Robust NMT

Neural machine translation (NMT) often suffers from the vulnerability to noisy perturbation in the input. Google AI has proposed an approach to improving the robustness of NMT models called AdvGen published in 2019 in their paper: Robust Neural Machine Translation with Doubly Adversarial Inputs. AdvGen consists of two parts:

  • Attack the translation model with adversarial source examples.

  • Defend the translation model with adversarial target inputs to improve its robustness against the adversarial source inputs.

    This approach achieves significant improvements over the previous state-of-the-art Transformer model on two common translation benchmarks: Chinese-English and English-German which substantiates that the proposed model improves the generalization performance over the clean benchmark datasets.


AdvGen is a gradient-based approach to construct adversarial examples and use these examples to both attack as well as defend the NMT model. The intuition behind it is that an ideal model would generate similar translation results for similar input sentences despite any small difference caused by perturbations.

Attack Source Input

Given a parallel sentence pair $(x,\ y)$, For the original input $x$, we induce a possible adversarial word ${x’}{i}$ for the token $x{i}$ in x:

\[{x'}_{i} = \underset{x \in \mathcal{V}_{x_{i}}}{\arg\max}\left( \text{sim}\left( e\left( x \right) - e\left( x_{i} \right) \right),\ g_{x_{i}} \right)\]


  • $e\left( x_{i} \right)$ is the embedding of token $x_{i}$.

  • $g_{x_{i}}$ is a gradient vector with respect to $e\left( x_{i} \right)$:

\[g_{x_{i}} = \frac{\partial}{\partial e\left( x_{i} \right)} - logP\left( y \middle| x;\ \theta \right)\]
  • $sim( \cdot ,\ \cdot )$ denotes the similarity function by calculating the cosine distance between two vectors.

  • $\mathcal{V}_{x_{i}}$ is a subset of the vocabulary for the source language that is specific for each token $x_{i}$ is defined as the n most probable words among the top n scores calculated by $a$ is a bidirectional language model for the source language $P_{\text{lm}}$:

\[\mathcal{V}_{x_{i}} = top\_ n\left( Q\left( x_{i},\ x \right) \right);\ \ \ \ Q\left( x_{i},\ x \right) = P_{\text{lm}}\left( x \middle| x_{< i},\ x_{> i};\ \theta_{\text{lm}}^{x} \right)\]

More formally, the AdvGen function can be written as an algorithm like so:

Defense Target Input

After generating an adversarial example $x’$, we treat $(x’,\ y)$ as a new training data point to improve the model’s robustness. These adversarial examples in the source tend to introduce errors which may accumulate and cause drastic changes to the decoder prediction. To defend the model from errors in the decoder predictions, AdvGen generates an adversarial target input.

====================

- [Written request 1]
Rewrite the robust NMT passage starting with "Neural machine translation (NMT)" and going on through "clean benchmark datasets.", putting "resilience" wherever "robustness" appears.
- [Written request 2]
Extend the robust NMT passage above, picking up right after its final sentence.

- [Data excerpt]
====================

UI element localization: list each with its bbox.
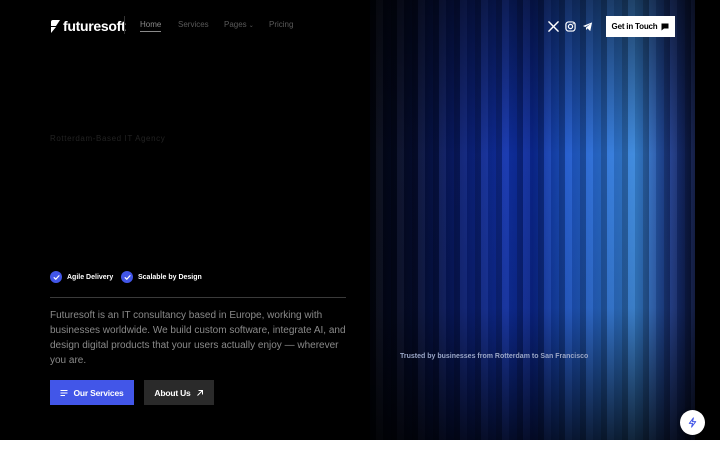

====================

- [Task output 1]
Neural machine translation (NMT) often suffers from the vulnerability to noisy perturbation in the input. Google AI has proposed an approach to improving the resilience of NMT models called AdvGen published in 2019 in their paper: Robust Neural Machine Translation with Doubly Adversarial Inputs. AdvGen consists of two parts:

  • Attack the translation model with adversarial source examples.

  • Defend the translation model with adversarial target inputs to improve its resilience against the adversarial source inputs.

    This approach achieves significant improvements over the previous state-of-the-art Transformer model on two common translation benchmarks: Chinese-English and English-German which substantiates that the proposed model improves the generalization performance over the clean benchmark datasets.

- [Task output 2]
Formally, let $z$ be the decoder input for the sentence pair $(x,\ y)$. Using the same AdvGen function, we will generate an adversarial target input $z’$ from $z$ by:

\[z' = \text{AdvGen}\left( z,\ Q_{\text{trg}},\ D_{\text{trg}},\ - \log P\left( y \middle| x' \right) \right)\]

Note that:

  • For the target, the translation loss in the attack part $- logP\left( y \middle| x;\ \theta \right)$ is replaced by $- logP\left( y \middle| x’ \right)$.

  • $Q_{\text{trg}}$ is the likelihood for selecting the target word candidate set $\mathcal{V}_{z}$. To compute it, we combine the NMT model prediction $P_{\text{nmt}}$ with a bidirectional language model $P_{\text{lm}}$ for the target language with a tunable hyper-parameter $\lambda$ that balances the importance between two models as follow:

\[Q_{\text{trg}}\left( z_{i},\ z \right) = \lambda P_{\text{lm}}\left( z \middle| z_{< i},\ z_{> i};\ \theta_{\text{lm}}^{y} \right) + \left( 1 - \lambda \right)P_{\text{nmt}}\left( z \middle| z_{< i},\ x';\ \theta_{\text{nmt}} \right)\]
  • $D_{\text{trg}}$ is a distribution for sampling positions for the target input. Different from the uniform distribution used in the source, in the target sentence we want to change those relevant words influenced by the perturbed words in the source input. To do so, we use the attention matrix $M$ learned in the NMT model, obtained at the current mini-batch, to compute the distribution over $(x,\ y,\ x’)$ by:
\[P\left( j \right) = \frac{\sum_{i}^{}M_{\text{ij}}\ \delta\left( x_{i},\ {x'}_{i} \right)}{\sum_{k}^{}{\sum_{i}^{}M_{\text{ik}}\ \delta\left( x_{i},\ {x'}_{i} \right)}},\ \ \ j \in \left\lbrack 1,\ ...,\ \left| y \right| \right\rbrack\]

Where $M_{\text{ij}}$ is the attention score between $x_{i}$ and $y_{j}$; and $\delta\left( x_{i},\ {x’}_{i} \right)$ is an indicator function that yields 1 if $x_{i} \neq {x’}_{i}$ and 0 otherwise.

Robustness Loss

This algorithm details the entire procedure to calculate the robustness loss for a parallel sentence pair $(x,\ y)$. This algorithm takes at most a 20% time overhead compared to the standard Transformer model.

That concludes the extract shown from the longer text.